RECORDS FOR THIS EXERCISE =>
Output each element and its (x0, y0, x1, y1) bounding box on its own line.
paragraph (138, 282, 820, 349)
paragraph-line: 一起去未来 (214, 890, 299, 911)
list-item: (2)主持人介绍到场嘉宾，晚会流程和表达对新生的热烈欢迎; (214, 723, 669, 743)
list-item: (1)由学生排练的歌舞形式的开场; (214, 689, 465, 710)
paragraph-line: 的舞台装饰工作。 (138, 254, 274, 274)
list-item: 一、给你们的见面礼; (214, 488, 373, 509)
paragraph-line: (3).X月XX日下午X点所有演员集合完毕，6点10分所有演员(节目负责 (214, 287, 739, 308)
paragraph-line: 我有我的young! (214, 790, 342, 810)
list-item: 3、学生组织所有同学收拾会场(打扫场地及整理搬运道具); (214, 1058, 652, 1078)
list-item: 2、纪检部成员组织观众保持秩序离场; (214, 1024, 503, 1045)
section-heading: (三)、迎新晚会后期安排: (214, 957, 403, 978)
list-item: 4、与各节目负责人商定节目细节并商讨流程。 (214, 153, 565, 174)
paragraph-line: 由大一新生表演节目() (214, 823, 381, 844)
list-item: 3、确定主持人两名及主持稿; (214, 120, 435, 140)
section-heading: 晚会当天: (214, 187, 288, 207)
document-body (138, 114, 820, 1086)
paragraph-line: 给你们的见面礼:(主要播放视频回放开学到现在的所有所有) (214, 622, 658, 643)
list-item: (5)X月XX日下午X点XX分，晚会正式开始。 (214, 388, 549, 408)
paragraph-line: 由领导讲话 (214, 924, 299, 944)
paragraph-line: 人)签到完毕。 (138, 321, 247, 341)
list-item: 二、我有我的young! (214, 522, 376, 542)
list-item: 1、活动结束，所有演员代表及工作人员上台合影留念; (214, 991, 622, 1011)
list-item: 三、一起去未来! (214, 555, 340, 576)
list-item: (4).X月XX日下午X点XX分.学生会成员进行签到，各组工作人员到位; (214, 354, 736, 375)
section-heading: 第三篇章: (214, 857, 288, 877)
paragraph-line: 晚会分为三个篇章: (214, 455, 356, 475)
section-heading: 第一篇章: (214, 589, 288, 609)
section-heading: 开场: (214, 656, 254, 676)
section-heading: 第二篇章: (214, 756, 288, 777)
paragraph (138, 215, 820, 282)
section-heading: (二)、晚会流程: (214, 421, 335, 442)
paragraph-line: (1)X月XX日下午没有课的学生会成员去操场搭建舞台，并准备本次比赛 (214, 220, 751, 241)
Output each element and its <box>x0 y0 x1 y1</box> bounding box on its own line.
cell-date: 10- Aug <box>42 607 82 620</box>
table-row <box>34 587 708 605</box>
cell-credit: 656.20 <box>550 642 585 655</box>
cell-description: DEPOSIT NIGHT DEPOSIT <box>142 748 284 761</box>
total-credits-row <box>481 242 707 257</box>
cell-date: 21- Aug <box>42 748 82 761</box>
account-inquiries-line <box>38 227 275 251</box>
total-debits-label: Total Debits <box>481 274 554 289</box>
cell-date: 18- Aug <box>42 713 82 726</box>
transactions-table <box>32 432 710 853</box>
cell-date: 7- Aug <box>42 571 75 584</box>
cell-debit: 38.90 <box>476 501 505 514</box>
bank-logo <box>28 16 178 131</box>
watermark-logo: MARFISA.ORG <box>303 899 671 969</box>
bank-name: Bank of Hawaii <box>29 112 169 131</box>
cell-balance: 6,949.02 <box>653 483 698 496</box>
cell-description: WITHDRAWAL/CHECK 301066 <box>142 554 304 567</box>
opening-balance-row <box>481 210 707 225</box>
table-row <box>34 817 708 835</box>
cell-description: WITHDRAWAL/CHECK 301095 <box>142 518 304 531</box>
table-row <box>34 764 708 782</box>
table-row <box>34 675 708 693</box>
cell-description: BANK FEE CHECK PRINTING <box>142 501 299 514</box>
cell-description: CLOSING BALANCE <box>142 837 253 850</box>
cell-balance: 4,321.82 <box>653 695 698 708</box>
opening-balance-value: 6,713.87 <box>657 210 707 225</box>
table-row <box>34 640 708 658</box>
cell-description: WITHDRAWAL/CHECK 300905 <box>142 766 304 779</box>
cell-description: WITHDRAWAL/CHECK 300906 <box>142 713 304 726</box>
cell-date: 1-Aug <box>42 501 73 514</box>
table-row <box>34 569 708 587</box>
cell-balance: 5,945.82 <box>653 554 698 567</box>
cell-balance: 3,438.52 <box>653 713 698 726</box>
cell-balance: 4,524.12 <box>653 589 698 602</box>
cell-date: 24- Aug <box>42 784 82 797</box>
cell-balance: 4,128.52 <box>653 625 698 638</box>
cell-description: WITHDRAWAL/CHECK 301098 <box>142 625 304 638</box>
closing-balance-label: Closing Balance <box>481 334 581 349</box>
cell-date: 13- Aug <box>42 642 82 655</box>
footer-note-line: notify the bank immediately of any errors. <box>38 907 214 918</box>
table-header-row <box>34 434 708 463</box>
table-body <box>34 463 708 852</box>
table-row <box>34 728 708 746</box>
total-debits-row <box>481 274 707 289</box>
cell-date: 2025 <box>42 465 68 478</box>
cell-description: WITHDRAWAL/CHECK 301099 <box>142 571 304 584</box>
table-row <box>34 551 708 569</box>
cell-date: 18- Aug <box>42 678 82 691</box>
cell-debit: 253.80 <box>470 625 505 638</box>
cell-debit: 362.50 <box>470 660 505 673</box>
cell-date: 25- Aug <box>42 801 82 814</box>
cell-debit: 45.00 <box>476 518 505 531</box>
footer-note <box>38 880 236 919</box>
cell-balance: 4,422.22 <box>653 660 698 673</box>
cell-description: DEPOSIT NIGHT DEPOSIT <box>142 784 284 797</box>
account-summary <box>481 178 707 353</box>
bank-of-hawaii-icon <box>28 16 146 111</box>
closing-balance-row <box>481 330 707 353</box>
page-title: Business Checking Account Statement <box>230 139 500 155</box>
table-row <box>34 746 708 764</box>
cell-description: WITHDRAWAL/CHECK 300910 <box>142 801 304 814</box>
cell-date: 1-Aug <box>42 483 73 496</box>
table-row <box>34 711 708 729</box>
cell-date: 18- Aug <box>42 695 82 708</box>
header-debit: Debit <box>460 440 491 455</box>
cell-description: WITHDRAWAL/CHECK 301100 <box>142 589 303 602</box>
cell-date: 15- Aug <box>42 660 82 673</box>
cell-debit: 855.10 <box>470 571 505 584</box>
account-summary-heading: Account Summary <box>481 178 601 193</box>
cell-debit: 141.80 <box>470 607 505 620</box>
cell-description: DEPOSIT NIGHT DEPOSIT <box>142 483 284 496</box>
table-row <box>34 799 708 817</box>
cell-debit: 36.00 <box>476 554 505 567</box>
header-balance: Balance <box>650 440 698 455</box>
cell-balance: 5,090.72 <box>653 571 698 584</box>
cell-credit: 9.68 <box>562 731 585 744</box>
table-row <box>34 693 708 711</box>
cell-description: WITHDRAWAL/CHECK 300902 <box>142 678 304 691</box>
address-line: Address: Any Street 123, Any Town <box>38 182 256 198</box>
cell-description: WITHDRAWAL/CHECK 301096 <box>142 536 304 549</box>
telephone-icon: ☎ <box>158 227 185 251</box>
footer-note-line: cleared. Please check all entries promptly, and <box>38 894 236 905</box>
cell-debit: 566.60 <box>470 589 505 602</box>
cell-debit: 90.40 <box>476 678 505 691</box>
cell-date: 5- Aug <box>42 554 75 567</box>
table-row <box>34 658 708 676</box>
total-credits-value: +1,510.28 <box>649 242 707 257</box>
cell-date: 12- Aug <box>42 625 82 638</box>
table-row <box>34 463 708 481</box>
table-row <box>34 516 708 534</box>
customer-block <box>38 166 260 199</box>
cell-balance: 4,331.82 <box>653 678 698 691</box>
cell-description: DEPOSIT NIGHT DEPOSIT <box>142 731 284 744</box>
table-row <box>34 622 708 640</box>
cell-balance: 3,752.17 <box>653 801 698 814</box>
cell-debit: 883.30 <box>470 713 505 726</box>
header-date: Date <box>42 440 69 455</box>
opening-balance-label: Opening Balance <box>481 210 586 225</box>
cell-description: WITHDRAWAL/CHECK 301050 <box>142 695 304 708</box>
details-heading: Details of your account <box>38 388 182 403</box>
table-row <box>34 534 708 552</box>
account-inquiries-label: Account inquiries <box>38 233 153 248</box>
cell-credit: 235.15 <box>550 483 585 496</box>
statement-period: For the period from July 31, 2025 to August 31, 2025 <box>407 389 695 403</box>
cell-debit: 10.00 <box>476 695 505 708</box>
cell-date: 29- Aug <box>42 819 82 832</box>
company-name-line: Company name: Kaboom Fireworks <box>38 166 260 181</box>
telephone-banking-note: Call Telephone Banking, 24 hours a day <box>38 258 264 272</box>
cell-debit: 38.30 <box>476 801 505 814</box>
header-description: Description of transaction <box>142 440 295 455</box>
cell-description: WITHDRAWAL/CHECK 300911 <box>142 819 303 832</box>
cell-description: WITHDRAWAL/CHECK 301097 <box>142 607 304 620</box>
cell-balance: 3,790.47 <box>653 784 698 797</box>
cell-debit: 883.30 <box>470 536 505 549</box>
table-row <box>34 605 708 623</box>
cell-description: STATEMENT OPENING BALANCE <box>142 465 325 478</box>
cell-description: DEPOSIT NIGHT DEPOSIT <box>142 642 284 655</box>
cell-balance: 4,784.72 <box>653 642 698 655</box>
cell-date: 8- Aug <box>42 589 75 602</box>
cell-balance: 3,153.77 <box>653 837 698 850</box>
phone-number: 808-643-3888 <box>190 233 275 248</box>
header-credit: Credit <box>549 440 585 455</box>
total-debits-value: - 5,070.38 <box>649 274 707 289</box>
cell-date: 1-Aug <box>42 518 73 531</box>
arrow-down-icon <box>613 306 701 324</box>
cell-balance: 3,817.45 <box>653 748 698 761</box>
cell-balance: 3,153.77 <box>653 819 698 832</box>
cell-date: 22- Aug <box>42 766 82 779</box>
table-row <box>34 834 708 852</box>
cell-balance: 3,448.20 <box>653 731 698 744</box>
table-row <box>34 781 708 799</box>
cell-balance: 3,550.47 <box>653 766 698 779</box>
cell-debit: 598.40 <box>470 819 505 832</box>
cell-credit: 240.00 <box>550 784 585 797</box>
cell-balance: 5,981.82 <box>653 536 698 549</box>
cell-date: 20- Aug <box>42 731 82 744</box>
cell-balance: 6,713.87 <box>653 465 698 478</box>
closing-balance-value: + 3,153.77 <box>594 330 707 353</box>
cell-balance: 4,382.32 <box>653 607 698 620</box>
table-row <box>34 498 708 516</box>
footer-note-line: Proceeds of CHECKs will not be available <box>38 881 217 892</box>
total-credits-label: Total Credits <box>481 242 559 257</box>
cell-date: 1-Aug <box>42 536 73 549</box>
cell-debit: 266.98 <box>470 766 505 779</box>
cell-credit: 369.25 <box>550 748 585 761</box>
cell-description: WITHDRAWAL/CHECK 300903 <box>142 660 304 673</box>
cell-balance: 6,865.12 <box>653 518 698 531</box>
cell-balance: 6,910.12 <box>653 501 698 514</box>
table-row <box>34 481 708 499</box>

EXERCISE INSTRUCTIONS =>
Rewrite the material from its first line through the line containing "287, 739, 308)", inclusive, changing every "list-item" to "bullet-item" and leaving everything else as it is.

SOLUTION TO THE EXERCISE =>
Output each element and its (x0, y0, x1, y1) bounding box on its own line.
paragraph (138, 282, 820, 349)
paragraph-line: 一起去未来 (214, 890, 299, 911)
bullet-item: (2)主持人介绍到场嘉宾，晚会流程和表达对新生的热烈欢迎; (214, 723, 669, 743)
bullet-item: (1)由学生排练的歌舞形式的开场; (214, 689, 465, 710)
paragraph-line: 的舞台装饰工作。 (138, 254, 274, 274)
bullet-item: 一、给你们的见面礼; (214, 488, 373, 509)
paragraph-line: (3).X月XX日下午X点所有演员集合完毕，6点10分所有演员(节目负责 (214, 287, 739, 308)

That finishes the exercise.